(Dataset items)
===

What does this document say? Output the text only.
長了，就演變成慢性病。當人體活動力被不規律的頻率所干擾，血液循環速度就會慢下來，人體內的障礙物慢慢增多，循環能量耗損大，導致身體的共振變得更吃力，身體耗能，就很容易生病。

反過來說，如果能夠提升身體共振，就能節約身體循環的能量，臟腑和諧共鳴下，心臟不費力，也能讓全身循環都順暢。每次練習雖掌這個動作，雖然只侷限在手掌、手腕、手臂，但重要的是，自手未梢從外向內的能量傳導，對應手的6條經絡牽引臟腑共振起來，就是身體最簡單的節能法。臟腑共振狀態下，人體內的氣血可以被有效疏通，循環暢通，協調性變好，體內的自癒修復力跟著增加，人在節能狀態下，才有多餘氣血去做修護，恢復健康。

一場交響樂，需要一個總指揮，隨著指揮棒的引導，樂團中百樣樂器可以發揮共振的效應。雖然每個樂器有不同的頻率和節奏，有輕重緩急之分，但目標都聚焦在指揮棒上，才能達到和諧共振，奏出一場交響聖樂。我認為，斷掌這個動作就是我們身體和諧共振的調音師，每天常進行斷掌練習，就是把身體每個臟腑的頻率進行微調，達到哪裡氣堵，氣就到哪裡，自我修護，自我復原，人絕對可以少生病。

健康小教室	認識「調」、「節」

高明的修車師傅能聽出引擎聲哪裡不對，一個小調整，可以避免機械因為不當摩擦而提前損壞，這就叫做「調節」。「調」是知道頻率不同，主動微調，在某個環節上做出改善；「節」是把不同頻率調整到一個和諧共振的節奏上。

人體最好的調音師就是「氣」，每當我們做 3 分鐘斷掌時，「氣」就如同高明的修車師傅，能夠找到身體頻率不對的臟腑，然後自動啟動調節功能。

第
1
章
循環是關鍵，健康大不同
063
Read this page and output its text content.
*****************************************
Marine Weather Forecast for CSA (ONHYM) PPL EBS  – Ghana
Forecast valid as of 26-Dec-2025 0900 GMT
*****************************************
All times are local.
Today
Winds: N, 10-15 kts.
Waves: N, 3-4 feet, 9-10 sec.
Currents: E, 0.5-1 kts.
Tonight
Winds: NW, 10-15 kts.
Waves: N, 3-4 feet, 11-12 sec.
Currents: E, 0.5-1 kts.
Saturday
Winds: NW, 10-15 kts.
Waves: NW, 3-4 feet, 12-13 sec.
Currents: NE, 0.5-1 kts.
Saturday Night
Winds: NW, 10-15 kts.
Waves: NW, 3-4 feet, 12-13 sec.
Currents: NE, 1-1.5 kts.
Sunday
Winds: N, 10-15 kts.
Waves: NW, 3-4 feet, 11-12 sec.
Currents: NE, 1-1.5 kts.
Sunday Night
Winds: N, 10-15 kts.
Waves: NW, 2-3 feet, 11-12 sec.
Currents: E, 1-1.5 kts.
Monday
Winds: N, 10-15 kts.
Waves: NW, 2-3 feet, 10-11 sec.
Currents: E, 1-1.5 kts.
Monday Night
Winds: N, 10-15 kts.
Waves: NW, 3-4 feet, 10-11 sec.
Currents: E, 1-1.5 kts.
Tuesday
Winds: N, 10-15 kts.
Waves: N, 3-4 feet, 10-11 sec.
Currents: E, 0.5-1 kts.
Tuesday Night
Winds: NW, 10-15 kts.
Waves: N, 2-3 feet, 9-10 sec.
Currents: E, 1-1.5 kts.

===

_Task statement_
All of the data above should be transcribed exactly.

_Written response_
What does this document say? Output the text only.
長了，就演變成慢性病。當人體活動力被不規律的頻率所干擾，血液循環速度就會慢下來，人體內的障礙物慢慢增多，循環能量耗損大，導致身體的共振變得更吃力，身體耗能，就很容易生病。

反過來說，如果能夠提升身體共振，就能節約身體循環的能量，臟腑和諧共鳴下，心臟不費力，也能讓全身循環都順暢。每次練習雖掌這個動作，雖然只侷限在手掌、手腕、手臂，但重要的是，自手未梢從外向內的能量傳導，對應手的6條經絡牽引臟腑共振起來，就是身體最簡單的節能法。臟腑共振狀態下，人體內的氣血可以被有效疏通，循環暢通，協調性變好，體內的自癒修復力跟著增加，人在節能狀態下，才有多餘氣血去做修護，恢復健康。

一場交響樂，需要一個總指揮，隨著指揮棒的引導，樂團中百樣樂器可以發揮共振的效應。雖然每個樂器有不同的頻率和節奏，有輕重緩急之分，但目標都聚焦在指揮棒上，才能達到和諧共振，奏出一場交響聖樂。我認為，斷掌這個動作就是我們身體和諧共振的調音師，每天常進行斷掌練習，就是把身體每個臟腑的頻率進行微調，達到哪裡氣堵，氣就到哪裡，自我修護，自我復原，人絕對可以少生病。

健康小教室	認識「調」、「節」

高明的修車師傅能聽出引擎聲哪裡不對，一個小調整，可以避免機械因為不當摩擦而提前損壞，這就叫做「調節」。「調」是知道頻率不同，主動微調，在某個環節上做出改善；「節」是把不同頻率調整到一個和諧共振的節奏上。

人體最好的調音師就是「氣」，每當我們做 3 分鐘斷掌時，「氣」就如同高明的修車師傅，能夠找到身體頻率不對的臟腑，然後自動啟動調節功能。

第
1
章
循環是關鍵，健康大不同
063
Read this page and output its text content.
*****************************************
Marine Weather Forecast for CSA (ONHYM) PPL EBS  – Ghana
Forecast valid as of 26-Dec-2025 0900 GMT
*****************************************
All times are local.
Today
Winds: N, 10-15 kts.
Waves: N, 3-4 feet, 9-10 sec.
Currents: E, 0.5-1 kts.
Tonight
Winds: NW, 10-15 kts.
Waves: N, 3-4 feet, 11-12 sec.
Currents: E, 0.5-1 kts.
Saturday
Winds: NW, 10-15 kts.
Waves: NW, 3-4 feet, 12-13 sec.
Currents: NE, 0.5-1 kts.
Saturday Night
Winds: NW, 10-15 kts.
Waves: NW, 3-4 feet, 12-13 sec.
Currents: NE, 1-1.5 kts.
Sunday
Winds: N, 10-15 kts.
Waves: NW, 3-4 feet, 11-12 sec.
Currents: NE, 1-1.5 kts.
Sunday Night
Winds: N, 10-15 kts.
Waves: NW, 2-3 feet, 11-12 sec.
Currents: E, 1-1.5 kts.
Monday
Winds: N, 10-15 kts.
Waves: NW, 2-3 feet, 10-11 sec.
Currents: E, 1-1.5 kts.
Monday Night
Winds: N, 10-15 kts.
Waves: NW, 3-4 feet, 10-11 sec.
Currents: E, 1-1.5 kts.
Tuesday
Winds: N, 10-15 kts.
Waves: N, 3-4 feet, 10-11 sec.
Currents: E, 0.5-1 kts.
Tuesday Night
Winds: NW, 10-15 kts.
Waves: N, 2-3 feet, 9-10 sec.
Currents: E, 1-1.5 kts.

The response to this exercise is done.